Each entry below is to be extracted exactly.
>> Begin Exercise input
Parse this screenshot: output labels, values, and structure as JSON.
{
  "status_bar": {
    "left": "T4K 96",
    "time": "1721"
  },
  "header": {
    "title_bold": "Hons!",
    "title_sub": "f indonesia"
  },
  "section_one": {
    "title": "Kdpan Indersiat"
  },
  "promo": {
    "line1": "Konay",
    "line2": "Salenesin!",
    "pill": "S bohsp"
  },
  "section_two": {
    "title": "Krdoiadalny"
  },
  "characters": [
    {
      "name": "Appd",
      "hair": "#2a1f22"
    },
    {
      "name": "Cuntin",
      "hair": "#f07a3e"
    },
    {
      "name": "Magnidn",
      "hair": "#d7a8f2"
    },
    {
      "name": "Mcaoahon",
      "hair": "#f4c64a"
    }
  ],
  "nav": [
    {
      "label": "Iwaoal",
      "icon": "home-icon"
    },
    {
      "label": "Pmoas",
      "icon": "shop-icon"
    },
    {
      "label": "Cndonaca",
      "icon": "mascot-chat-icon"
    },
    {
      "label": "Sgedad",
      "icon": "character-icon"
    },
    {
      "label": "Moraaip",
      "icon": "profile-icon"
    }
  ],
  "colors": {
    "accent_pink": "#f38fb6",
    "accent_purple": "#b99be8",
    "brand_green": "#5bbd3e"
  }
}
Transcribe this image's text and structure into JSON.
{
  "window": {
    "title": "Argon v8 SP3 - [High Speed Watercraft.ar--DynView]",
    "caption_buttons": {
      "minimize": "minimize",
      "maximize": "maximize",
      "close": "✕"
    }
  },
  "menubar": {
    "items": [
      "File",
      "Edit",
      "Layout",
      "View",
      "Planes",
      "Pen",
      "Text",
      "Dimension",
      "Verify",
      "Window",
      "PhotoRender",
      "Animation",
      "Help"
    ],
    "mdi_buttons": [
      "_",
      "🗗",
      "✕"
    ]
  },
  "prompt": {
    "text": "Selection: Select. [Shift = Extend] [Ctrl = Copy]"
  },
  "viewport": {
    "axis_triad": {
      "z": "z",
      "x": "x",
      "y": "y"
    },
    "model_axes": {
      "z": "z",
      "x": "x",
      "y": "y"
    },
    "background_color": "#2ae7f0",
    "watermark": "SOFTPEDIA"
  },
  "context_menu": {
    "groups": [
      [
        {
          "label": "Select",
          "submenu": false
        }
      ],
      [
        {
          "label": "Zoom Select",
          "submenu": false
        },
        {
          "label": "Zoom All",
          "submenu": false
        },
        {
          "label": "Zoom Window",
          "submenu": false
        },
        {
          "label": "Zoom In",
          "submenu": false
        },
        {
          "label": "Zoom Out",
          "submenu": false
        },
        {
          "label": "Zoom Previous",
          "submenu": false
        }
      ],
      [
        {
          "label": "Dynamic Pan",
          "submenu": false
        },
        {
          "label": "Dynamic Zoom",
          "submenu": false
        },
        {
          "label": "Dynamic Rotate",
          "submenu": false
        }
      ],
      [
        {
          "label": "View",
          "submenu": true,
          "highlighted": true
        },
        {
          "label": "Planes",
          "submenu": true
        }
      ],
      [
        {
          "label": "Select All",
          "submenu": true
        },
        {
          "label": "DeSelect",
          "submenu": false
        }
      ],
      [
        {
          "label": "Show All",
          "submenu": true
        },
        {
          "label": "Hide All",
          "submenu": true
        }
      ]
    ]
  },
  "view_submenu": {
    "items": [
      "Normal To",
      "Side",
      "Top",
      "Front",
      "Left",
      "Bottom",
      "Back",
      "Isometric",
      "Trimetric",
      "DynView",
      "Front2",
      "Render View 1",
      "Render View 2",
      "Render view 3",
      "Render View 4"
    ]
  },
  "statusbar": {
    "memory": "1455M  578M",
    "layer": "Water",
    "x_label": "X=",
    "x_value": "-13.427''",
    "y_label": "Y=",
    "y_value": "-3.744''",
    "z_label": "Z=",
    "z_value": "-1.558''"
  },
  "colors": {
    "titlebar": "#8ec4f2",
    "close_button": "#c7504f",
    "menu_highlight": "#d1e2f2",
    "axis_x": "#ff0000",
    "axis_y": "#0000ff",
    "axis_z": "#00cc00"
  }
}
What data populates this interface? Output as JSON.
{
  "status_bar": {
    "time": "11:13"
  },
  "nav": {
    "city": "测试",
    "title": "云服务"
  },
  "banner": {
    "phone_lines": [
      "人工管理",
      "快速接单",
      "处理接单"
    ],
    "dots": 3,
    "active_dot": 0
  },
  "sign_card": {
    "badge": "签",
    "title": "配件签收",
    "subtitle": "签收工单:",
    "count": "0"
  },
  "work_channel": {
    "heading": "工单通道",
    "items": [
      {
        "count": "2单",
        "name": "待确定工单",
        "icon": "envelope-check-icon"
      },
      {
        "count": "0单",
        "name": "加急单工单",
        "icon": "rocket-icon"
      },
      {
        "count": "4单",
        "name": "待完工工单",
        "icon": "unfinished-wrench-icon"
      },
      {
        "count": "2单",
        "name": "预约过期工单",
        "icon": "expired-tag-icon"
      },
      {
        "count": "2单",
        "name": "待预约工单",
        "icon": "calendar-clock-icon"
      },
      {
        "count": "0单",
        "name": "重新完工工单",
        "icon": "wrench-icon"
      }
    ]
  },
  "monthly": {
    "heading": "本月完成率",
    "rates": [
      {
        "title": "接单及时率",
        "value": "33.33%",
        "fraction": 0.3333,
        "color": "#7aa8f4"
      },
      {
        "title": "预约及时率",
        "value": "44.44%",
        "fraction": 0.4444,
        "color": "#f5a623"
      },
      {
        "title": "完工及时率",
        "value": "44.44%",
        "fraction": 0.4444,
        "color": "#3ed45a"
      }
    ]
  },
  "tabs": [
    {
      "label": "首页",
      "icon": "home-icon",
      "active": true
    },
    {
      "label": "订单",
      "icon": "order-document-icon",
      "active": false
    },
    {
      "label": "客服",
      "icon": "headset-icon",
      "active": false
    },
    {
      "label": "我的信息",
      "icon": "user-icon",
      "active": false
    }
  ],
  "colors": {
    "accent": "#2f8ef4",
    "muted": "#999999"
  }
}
>> End Exercise input
# [Completed task]
Parse this screenshot: output labels, values, and structure as JSON.
{
  "status_bar": {
    "left": "T4K 96",
    "time": "1721"
  },
  "header": {
    "title_bold": "Hons!",
    "title_sub": "f indonesia"
  },
  "section_one": {
    "title": "Kdpan Indersiat"
  },
  "promo": {
    "line1": "Konay",
    "line2": "Salenesin!",
    "pill": "S bohsp"
  },
  "section_two": {
    "title": "Krdoiadalny"
  },
  "characters": [
    {
      "name": "Appd",
      "hair": "#2a1f22"
    },
    {
      "name": "Cuntin",
      "hair": "#f07a3e"
    },
    {
      "name": "Magnidn",
      "hair": "#d7a8f2"
    },
    {
      "name": "Mcaoahon",
      "hair": "#f4c64a"
    }
  ],
  "nav": [
    {
      "label": "Iwaoal",
      "icon": "home-icon"
    },
    {
      "label": "Pmoas",
      "icon": "shop-icon"
    },
    {
      "label": "Cndonaca",
      "icon": "mascot-chat-icon"
    },
    {
      "label": "Sgedad",
      "icon": "character-icon"
    },
    {
      "label": "Moraaip",
      "icon": "profile-icon"
    }
  ],
  "colors": {
    "accent_pink": "#f38fb6",
    "accent_purple": "#b99be8",
    "brand_green": "#5bbd3e"
  }
}
Transcribe this image's text and structure into JSON.
{
  "window": {
    "title": "Argon v8 SP3 - [High Speed Watercraft.ar--DynView]",
    "caption_buttons": {
      "minimize": "minimize",
      "maximize": "maximize",
      "close": "✕"
    }
  },
  "menubar": {
    "items": [
      "File",
      "Edit",
      "Layout",
      "View",
      "Planes",
      "Pen",
      "Text",
      "Dimension",
      "Verify",
      "Window",
      "PhotoRender",
      "Animation",
      "Help"
    ],
    "mdi_buttons": [
      "_",
      "🗗",
      "✕"
    ]
  },
  "prompt": {
    "text": "Selection: Select. [Shift = Extend] [Ctrl = Copy]"
  },
  "viewport": {
    "axis_triad": {
      "z": "z",
      "x": "x",
      "y": "y"
    },
    "model_axes": {
      "z": "z",
      "x": "x",
      "y": "y"
    },
    "background_color": "#2ae7f0",
    "watermark": "SOFTPEDIA"
  },
  "context_menu": {
    "groups": [
      [
        {
          "label": "Select",
          "submenu": false
        }
      ],
      [
        {
          "label": "Zoom Select",
          "submenu": false
        },
        {
          "label": "Zoom All",
          "submenu": false
        },
        {
          "label": "Zoom Window",
          "submenu": false
        },
        {
          "label": "Zoom In",
          "submenu": false
        },
        {
          "label": "Zoom Out",
          "submenu": false
        },
        {
          "label": "Zoom Previous",
          "submenu": false
        }
      ],
      [
        {
          "label": "Dynamic Pan",
          "submenu": false
        },
        {
          "label": "Dynamic Zoom",
          "submenu": false
        },
        {
          "label": "Dynamic Rotate",
          "submenu": false
        }
      ],
      [
        {
          "label": "View",
          "submenu": true,
          "highlighted": true
        },
        {
          "label": "Planes",
          "submenu": true
        }
      ],
      [
        {
          "label": "Select All",
          "submenu": true
        },
        {
          "label": "DeSelect",
          "submenu": false
        }
      ],
      [
        {
          "label": "Show All",
          "submenu": true
        },
        {
          "label": "Hide All",
          "submenu": true
        }
      ]
    ]
  },
  "view_submenu": {
    "items": [
      "Normal To",
      "Side",
      "Top",
      "Front",
      "Left",
      "Bottom",
      "Back",
      "Isometric",
      "Trimetric",
      "DynView",
      "Front2",
      "Render View 1",
      "Render View 2",
      "Render view 3",
      "Render View 4"
    ]
  },
  "statusbar": {
    "memory": "1455M  578M",
    "layer": "Water",
    "x_label": "X=",
    "x_value": "-13.427''",
    "y_label": "Y=",
    "y_value": "-3.744''",
    "z_label": "Z=",
    "z_value": "-1.558''"
  },
  "colors": {
    "titlebar": "#8ec4f2",
    "close_button": "#c7504f",
    "menu_highlight": "#d1e2f2",
    "axis_x": "#ff0000",
    "axis_y": "#0000ff",
    "axis_z": "#00cc00"
  }
}
What data populates this interface? Output as JSON.
{
  "status_bar": {
    "time": "11:13"
  },
  "nav": {
    "city": "测试",
    "title": "云服务"
  },
  "banner": {
    "phone_lines": [
      "人工管理",
      "快速接单",
      "处理接单"
    ],
    "dots": 3,
    "active_dot": 0
  },
  "sign_card": {
    "badge": "签",
    "title": "配件签收",
    "subtitle": "签收工单:",
    "count": "0"
  },
  "work_channel": {
    "heading": "工单通道",
    "items": [
      {
        "count": "2单",
        "name": "待确定工单",
        "icon": "envelope-check-icon"
      },
      {
        "count": "0单",
        "name": "加急单工单",
        "icon": "rocket-icon"
      },
      {
        "count": "4单",
        "name": "待完工工单",
        "icon": "unfinished-wrench-icon"
      },
      {
        "count": "2单",
        "name": "预约过期工单",
        "icon": "expired-tag-icon"
      },
      {
        "count": "2单",
        "name": "待预约工单",
        "icon": "calendar-clock-icon"
      },
      {
        "count": "0单",
        "name": "重新完工工单",
        "icon": "wrench-icon"
      }
    ]
  },
  "monthly": {
    "heading": "本月完成率",
    "rates": [
      {
        "title": "接单及时率",
        "value": "33.33%",
        "fraction": 0.3333,
        "color": "#7aa8f4"
      },
      {
        "title": "预约及时率",
        "value": "44.44%",
        "fraction": 0.4444,
        "color": "#f5a623"
      },
      {
        "title": "完工及时率",
        "value": "44.44%",
        "fraction": 0.4444,
        "color": "#3ed45a"
      }
    ]
  },
  "tabs": [
    {
      "label": "首页",
      "icon": "home-icon",
      "active": true
    },
    {
      "label": "订单",
      "icon": "order-document-icon",
      "active": false
    },
    {
      "label": "客服",
      "icon": "headset-icon",
      "active": false
    },
    {
      "label": "我的信息",
      "icon": "user-icon",
      "active": false
    }
  ],
  "colors": {
    "accent": "#2f8ef4",
    "muted": "#999999"
  }
}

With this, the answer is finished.